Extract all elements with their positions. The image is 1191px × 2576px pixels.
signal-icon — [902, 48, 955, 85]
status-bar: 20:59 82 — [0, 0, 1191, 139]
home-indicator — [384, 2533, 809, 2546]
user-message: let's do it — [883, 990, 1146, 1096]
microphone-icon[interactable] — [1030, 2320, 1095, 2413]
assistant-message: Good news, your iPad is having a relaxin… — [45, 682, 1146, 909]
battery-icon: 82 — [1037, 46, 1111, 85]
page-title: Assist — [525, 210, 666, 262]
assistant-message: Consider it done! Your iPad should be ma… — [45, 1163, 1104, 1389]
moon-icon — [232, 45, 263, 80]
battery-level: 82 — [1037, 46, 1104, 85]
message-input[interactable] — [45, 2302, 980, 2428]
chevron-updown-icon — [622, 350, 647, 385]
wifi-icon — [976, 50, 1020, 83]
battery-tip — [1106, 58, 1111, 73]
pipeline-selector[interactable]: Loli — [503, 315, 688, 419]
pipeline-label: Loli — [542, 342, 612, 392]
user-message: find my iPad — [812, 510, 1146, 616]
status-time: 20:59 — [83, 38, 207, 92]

====

### WHAT YOU SHOULD DO
Can you write out all the records again, swapping every "iPad" for "tablet" and leaving everything else unchanged?

### EXERCISE SOLUTION
Extract all elements with their positions. The image is 1191px × 2576px pixels.
signal-icon — [902, 48, 955, 85]
status-bar: 20:59 82 — [0, 0, 1191, 139]
home-indicator — [384, 2533, 809, 2546]
user-message: let's do it — [883, 990, 1146, 1096]
microphone-icon[interactable] — [1030, 2320, 1095, 2413]
assistant-message: Good news, your tablet is having a relaxin… — [45, 682, 1146, 909]
battery-icon: 82 — [1037, 46, 1111, 85]
page-title: Assist — [525, 210, 666, 262]
assistant-message: Consider it done! Your tablet should be ma… — [45, 1163, 1104, 1389]
moon-icon — [232, 45, 263, 80]
battery-level: 82 — [1037, 46, 1104, 85]
message-input[interactable] — [45, 2302, 980, 2428]
chevron-updown-icon — [622, 350, 647, 385]
wifi-icon — [976, 50, 1020, 83]
battery-tip — [1106, 58, 1111, 73]
pipeline-selector[interactable]: Loli — [503, 315, 688, 419]
pipeline-label: Loli — [542, 342, 612, 392]
user-message: find my tablet — [812, 510, 1146, 616]
status-time: 20:59 — [83, 38, 207, 92]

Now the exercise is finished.